Stored entries:
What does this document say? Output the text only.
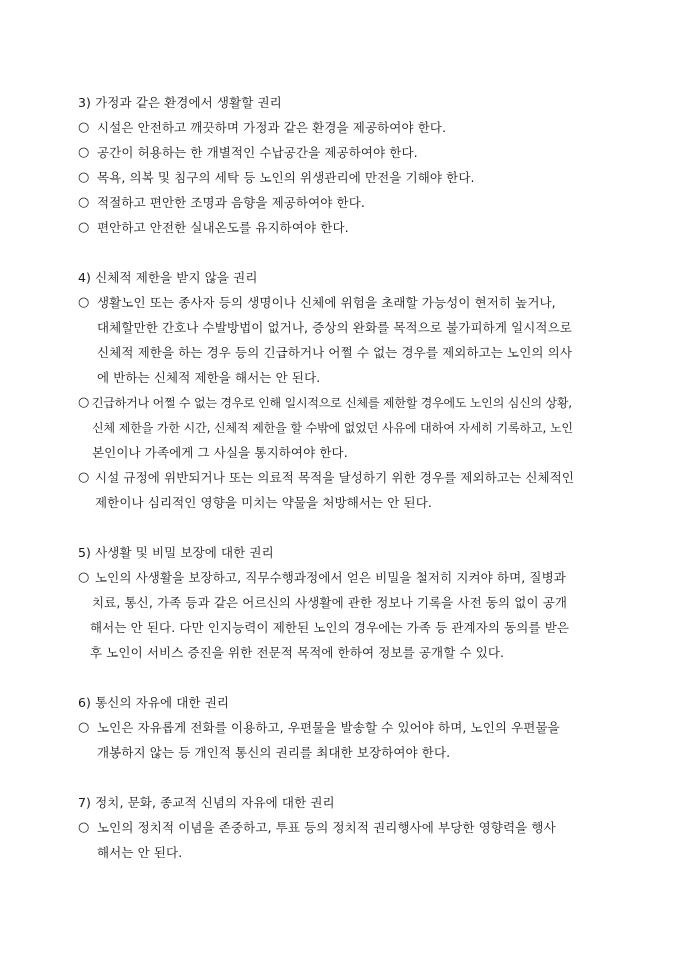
3) 가정과 같은 환경에서 생활할 권리
○ 시설은 안전하고 깨끗하며 가정과 같은 환경을 제공하여야 한다.
○ 공간이 허용하는 한 개별적인 수납공간을 제공하여야 한다.
○ 목욕, 의복 및 침구의 세탁 등 노인의 위생관리에 만전을 기해야 한다.
○ 적절하고 편안한 조명과 음향을 제공하여야 한다.
○ 편안하고 안전한 실내온도를 유지하여야 한다.
4) 신체적 제한을 받지 않을 권리
○ 생활노인 또는 종사자 등의 생명이나 신체에 위험을 초래할 가능성이 현저히 높거나,
대체할만한 간호나 수발방법이 없거나, 증상의 완화를 목적으로 불가피하게 일시적으로
신체적 제한을 하는 경우 등의 긴급하거나 어쩔 수 없는 경우를 제외하고는 노인의 의사
에 반하는 신체적 제한을 해서는 안 된다.
○ 긴급하거나 어쩔 수 없는 경우로 인해 일시적으로 신체를 제한할 경우에도 노인의 심신의 상황,
신체 제한을 가한 시간, 신체적 제한을 할 수밖에 없었던 사유에 대하여 자세히 기록하고, 노인
본인이나 가족에게 그 사실을 통지하여야 한다.
○ 시설 규정에 위반되거나 또는 의료적 목적을 달성하기 위한 경우를 제외하고는 신체적인
제한이나 심리적인 영향을 미치는 약물을 처방해서는 안 된다.
5) 사생활 및 비밀 보장에 대한 권리
○ 노인의 사생활을 보장하고, 직무수행과정에서 얻은 비밀을 철저히 지켜야 하며, 질병과
치료, 통신, 가족 등과 같은 어르신의 사생활에 관한 정보나 기록을 사전 동의 없이 공개
해서는 안 된다. 다만 인지능력이 제한된 노인의 경우에는 가족 등 관계자의 동의를 받은
후 노인이 서비스 증진을 위한 전문적 목적에 한하여 정보를 공개할 수 있다.
6) 통신의 자유에 대한 권리
○ 노인은 자유롭게 전화를 이용하고, 우편물을 발송할 수 있어야 하며, 노인의 우편물을
개봉하지 않는 등 개인적 통신의 권리를 최대한 보장하여야 한다.
7) 정치, 문화, 종교적 신념의 자유에 대한 권리
○ 노인의 정치적 이념을 존중하고, 투표 등의 정치적 권리행사에 부당한 영향력을 행사
해서는 안 된다.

What is required
Set down all the data again exactly as above, pictures excluded.

Solution for this problem
What does this document say? Output the text only.
3) 가정과 같은 환경에서 생활할 권리
○ 시설은 안전하고 깨끗하며 가정과 같은 환경을 제공하여야 한다.
○ 공간이 허용하는 한 개별적인 수납공간을 제공하여야 한다.
○ 목욕, 의복 및 침구의 세탁 등 노인의 위생관리에 만전을 기해야 한다.
○ 적절하고 편안한 조명과 음향을 제공하여야 한다.
○ 편안하고 안전한 실내온도를 유지하여야 한다.
4) 신체적 제한을 받지 않을 권리
○ 생활노인 또는 종사자 등의 생명이나 신체에 위험을 초래할 가능성이 현저히 높거나,
대체할만한 간호나 수발방법이 없거나, 증상의 완화를 목적으로 불가피하게 일시적으로
신체적 제한을 하는 경우 등의 긴급하거나 어쩔 수 없는 경우를 제외하고는 노인의 의사
에 반하는 신체적 제한을 해서는 안 된다.
○ 긴급하거나 어쩔 수 없는 경우로 인해 일시적으로 신체를 제한할 경우에도 노인의 심신의 상황,
신체 제한을 가한 시간, 신체적 제한을 할 수밖에 없었던 사유에 대하여 자세히 기록하고, 노인
본인이나 가족에게 그 사실을 통지하여야 한다.
○ 시설 규정에 위반되거나 또는 의료적 목적을 달성하기 위한 경우를 제외하고는 신체적인
제한이나 심리적인 영향을 미치는 약물을 처방해서는 안 된다.
5) 사생활 및 비밀 보장에 대한 권리
○ 노인의 사생활을 보장하고, 직무수행과정에서 얻은 비밀을 철저히 지켜야 하며, 질병과
치료, 통신, 가족 등과 같은 어르신의 사생활에 관한 정보나 기록을 사전 동의 없이 공개
해서는 안 된다. 다만 인지능력이 제한된 노인의 경우에는 가족 등 관계자의 동의를 받은
후 노인이 서비스 증진을 위한 전문적 목적에 한하여 정보를 공개할 수 있다.
6) 통신의 자유에 대한 권리
○ 노인은 자유롭게 전화를 이용하고, 우편물을 발송할 수 있어야 하며, 노인의 우편물을
개봉하지 않는 등 개인적 통신의 권리를 최대한 보장하여야 한다.
7) 정치, 문화, 종교적 신념의 자유에 대한 권리
○ 노인의 정치적 이념을 존중하고, 투표 등의 정치적 권리행사에 부당한 영향력을 행사
해서는 안 된다.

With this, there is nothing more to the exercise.